**Directions for this task:** Print the records again, character for character.

**Material to process:**
— Start —
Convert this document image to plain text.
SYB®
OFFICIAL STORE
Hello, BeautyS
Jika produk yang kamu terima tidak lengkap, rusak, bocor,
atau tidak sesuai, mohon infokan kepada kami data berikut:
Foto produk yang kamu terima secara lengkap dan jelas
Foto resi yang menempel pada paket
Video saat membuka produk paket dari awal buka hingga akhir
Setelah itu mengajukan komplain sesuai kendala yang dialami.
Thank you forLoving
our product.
— End —
**Reply to the task:**
Convert this document image to plain text.
SYB®
OFFICIAL STORE
Hello, BeautyS
Jika produk yang kamu terima tidak lengkap, rusak, bocor,
atau tidak sesuai, mohon infokan kepada kami data berikut:
Foto produk yang kamu terima secara lengkap dan jelas
Foto resi yang menempel pada paket
Video saat membuka produk paket dari awal buka hingga akhir
Setelah itu mengajukan komplain sesuai kendala yang dialami.
Thank you forLoving
our product.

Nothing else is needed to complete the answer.